Find each line containing the string "Exceeded" and return it.

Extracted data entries

■ ■ ■

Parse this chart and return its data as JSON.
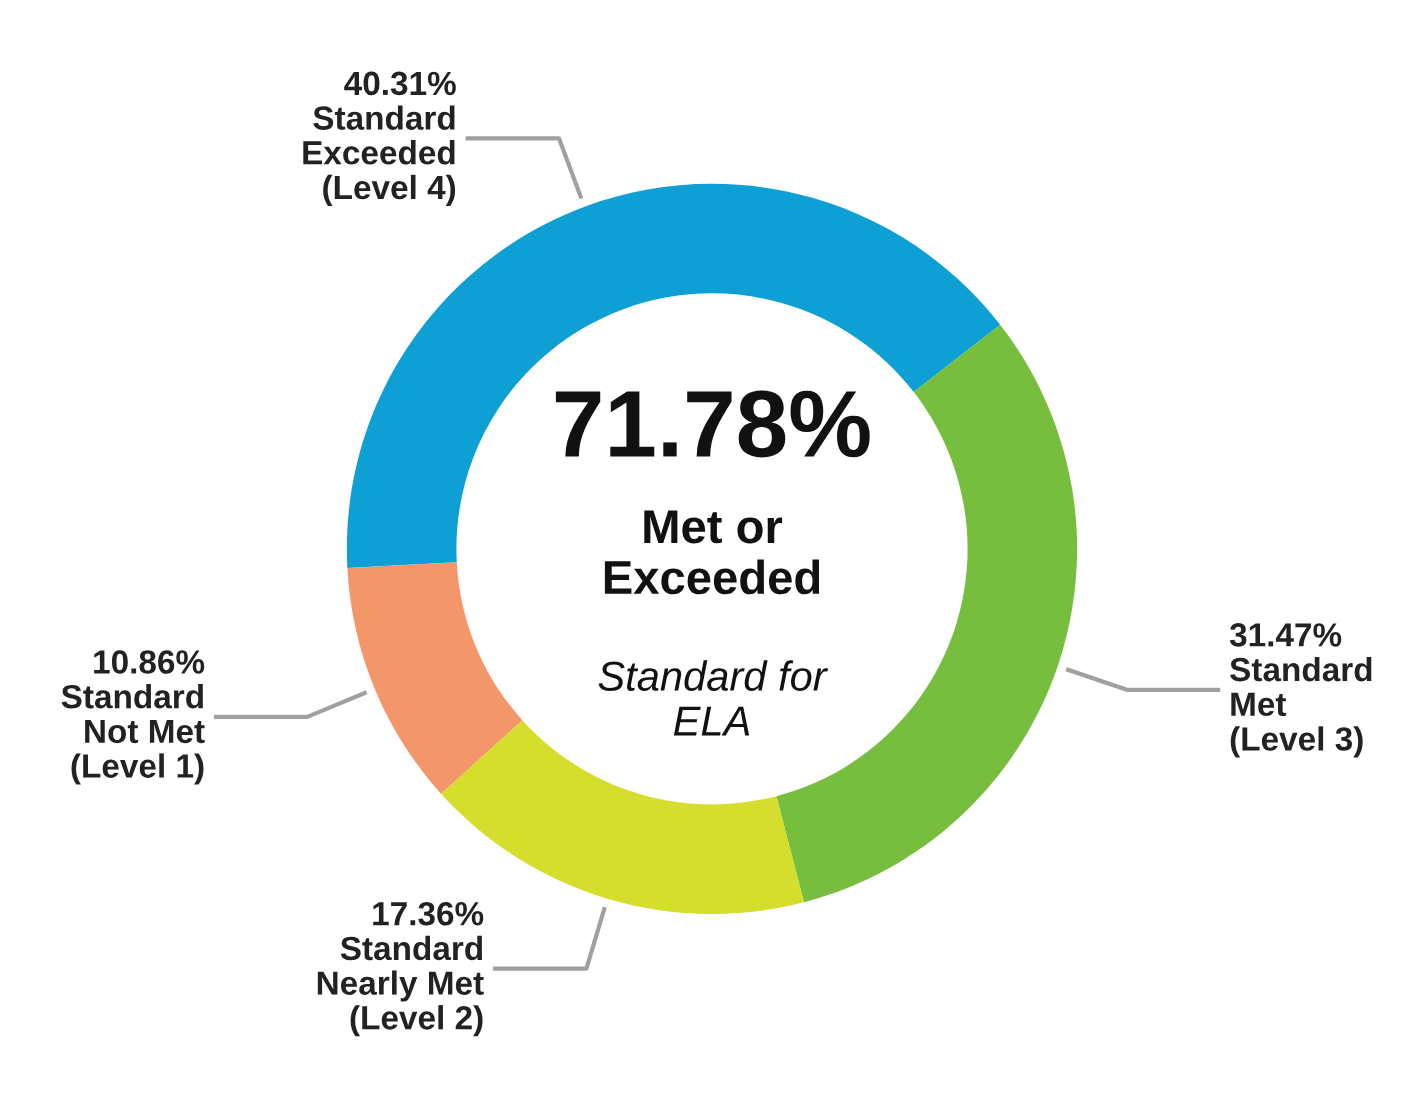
{
  "chart_data": {
    "type": "donut",
    "categories": [
      "Standard Exceeded (Level 4)",
      "Standard Met (Level 3)",
      "Standard Nearly Met (Level 2)",
      "Standard Not Met (Level 1)"
    ],
    "values": [
      40.31,
      31.47,
      17.36,
      10.86
    ],
    "colors": [
      "#0e9fd4",
      "#78be3e",
      "#d5de2c",
      "#f3966a"
    ],
    "value_labels": [
      "40.31%",
      "31.47%",
      "17.36%",
      "10.86%"
    ],
    "annotations": [
      "71.78%",
      "Met or Exceeded",
      "Standard for ELA"
    ],
    "legend": false
  }
}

■ ■ ■

▶ _Response to the task_
      "Standard Exceeded (Level 4)",
      "Met or Exceeded",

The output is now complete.